begin Data records
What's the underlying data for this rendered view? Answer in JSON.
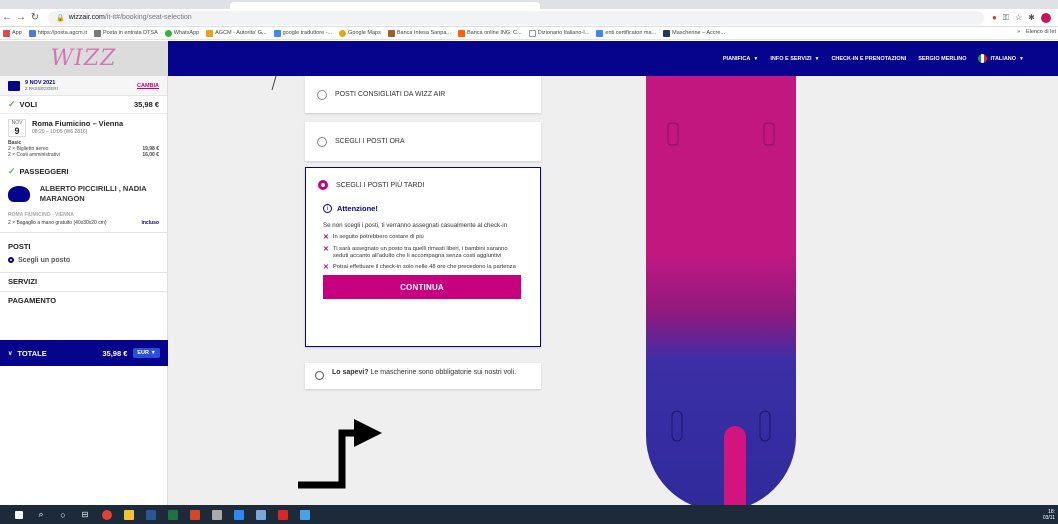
{
  "browser": {
    "url_host": "wizzair.com",
    "url_path": "/it-it#/booking/seat-selection",
    "bookmarks": [
      {
        "label": "App",
        "color": "#e04b4b"
      },
      {
        "label": "https://posta.agcm.it",
        "color": "#4a7bd8"
      },
      {
        "label": "Posta in entrata DTSA",
        "color": "#7a7a7a"
      },
      {
        "label": "WhatsApp",
        "color": "#2bb741"
      },
      {
        "label": "AGCM - Autorita' G...",
        "color": "#e8a21b"
      },
      {
        "label": "google traduttore -...",
        "color": "#4285f4"
      },
      {
        "label": "Google Maps",
        "color": "#e8a21b"
      },
      {
        "label": "Banca Intesa Sanpa...",
        "color": "#a0602a"
      },
      {
        "label": "Banca online ING: C...",
        "color": "#ff6200"
      },
      {
        "label": "Dizionario Italiano-I...",
        "color": "#ffffff"
      },
      {
        "label": "enti certificatori ma...",
        "color": "#4285f4"
      },
      {
        "label": "Mascherine – Accre...",
        "color": "#1f3a5a"
      }
    ],
    "bookmarks_more": "»",
    "other_bookmarks": "Elenco di let"
  },
  "nav": {
    "items": [
      "PIANIFICA",
      "INFO E SERVIZI",
      "CHECK-IN E PRENOTAZIONI",
      "SERGIO MERLINO",
      "ITALIANO"
    ],
    "logo": "WIZZ"
  },
  "sidebar": {
    "date": "9 NOV 2021",
    "passengers_count": "2 PASSEGGERI",
    "change": "CAMBIA",
    "flights_label": "VOLI",
    "flights_price": "35,98 €",
    "flight_month": "NOV",
    "flight_day": "9",
    "flight_route": "Roma Fiumicino – Vienna",
    "flight_time": "08:20 – 10:05 (W6 2816)",
    "fare": "Basic",
    "ticket_label": "2 × Biglietto aereo",
    "ticket_price": "19,98 €",
    "admin_label": "2 × Costi amministrativi",
    "admin_price": "16,00 €",
    "passengers_label": "PASSEGGERI",
    "passenger_names": "ALBERTO PICCIRILLI , NADIA MARANGON",
    "route_caps": "ROMA FIUMICINO - VIENNA",
    "bag_label": "2 × Bagaglio a mano gratuito (40x30x20 cm)",
    "bag_value": "incluso",
    "seats_label": "POSTI",
    "seat_choice": "Scegli un posto",
    "services_label": "SERVIZI",
    "payment_label": "PAGAMENTO",
    "total_label": "TOTALE",
    "total_price": "35,98 €",
    "currency": "EUR"
  },
  "seat_options": {
    "recommended": "POSTI CONSIGLIATI DA WIZZ AIR",
    "choose_now": "SCEGLI I POSTI ORA",
    "choose_later": "SCEGLI I POSTI PIÙ TARDI",
    "attention_title": "Attenzione!",
    "attention_text": "Se non scegli i posti, ti verranno assegnati casualmente al check-in",
    "bullets": [
      "In seguito potrebbero costare di più",
      "Ti sarà assegnato un posto tra quelli rimasti liberi, i bambini saranno seduti accanto all'adulto che li accompagna senza costi aggiuntivi",
      "Potrai effettuare il check-in solo nelle 48 ore che precedono la partenza"
    ],
    "continue_button": "CONTINUA",
    "tip_bold": "Lo sapevi?",
    "tip_text": " Le mascherine sono obbligatorie sui nostri voli."
  },
  "taskbar": {
    "clock_time": "18:",
    "clock_date": "03/11"
  },
  "colors": {
    "brand_navy": "#06038d",
    "brand_magenta": "#c6007e"
  }
}
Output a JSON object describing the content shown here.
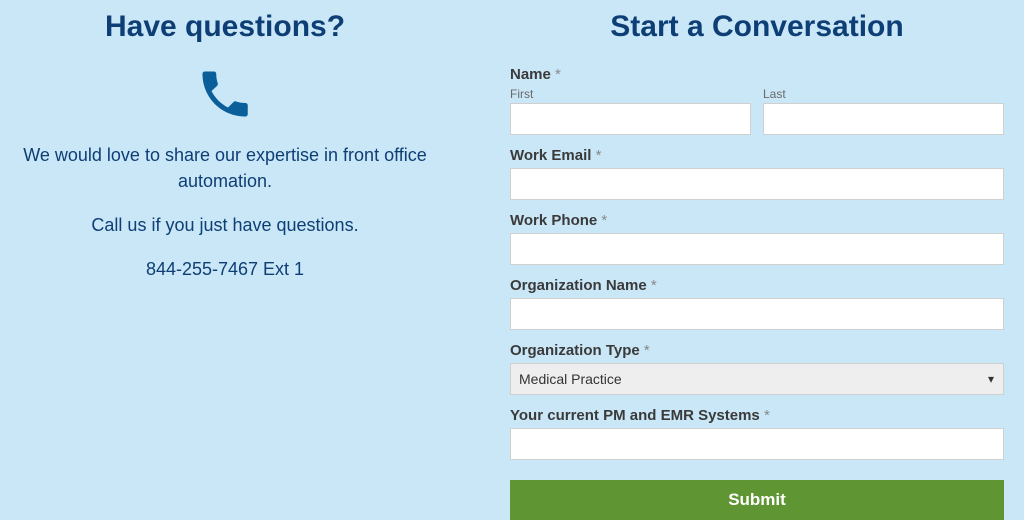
{
  "left": {
    "title": "Have questions?",
    "line1": "We would love to share our expertise in front office automation.",
    "line2": "Call us if you just have questions.",
    "phone": "844-255-7467 Ext 1"
  },
  "right": {
    "title": "Start a Conversation",
    "name_label": "Name",
    "first_sub": "First",
    "last_sub": "Last",
    "email_label": "Work Email",
    "phone_label": "Work Phone",
    "org_name_label": "Organization Name",
    "org_type_label": "Organization Type",
    "org_type_selected": "Medical Practice",
    "pm_emr_label": "Your current PM and EMR Systems",
    "submit_label": "Submit",
    "required": "*"
  }
}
end Data records
(What the task asks) Extract, from the listing above, every line where the string "Organization" occurs.

(Exercise output)
    "org_name_label": "Organization Name",
    "org_type_label": "Organization Type",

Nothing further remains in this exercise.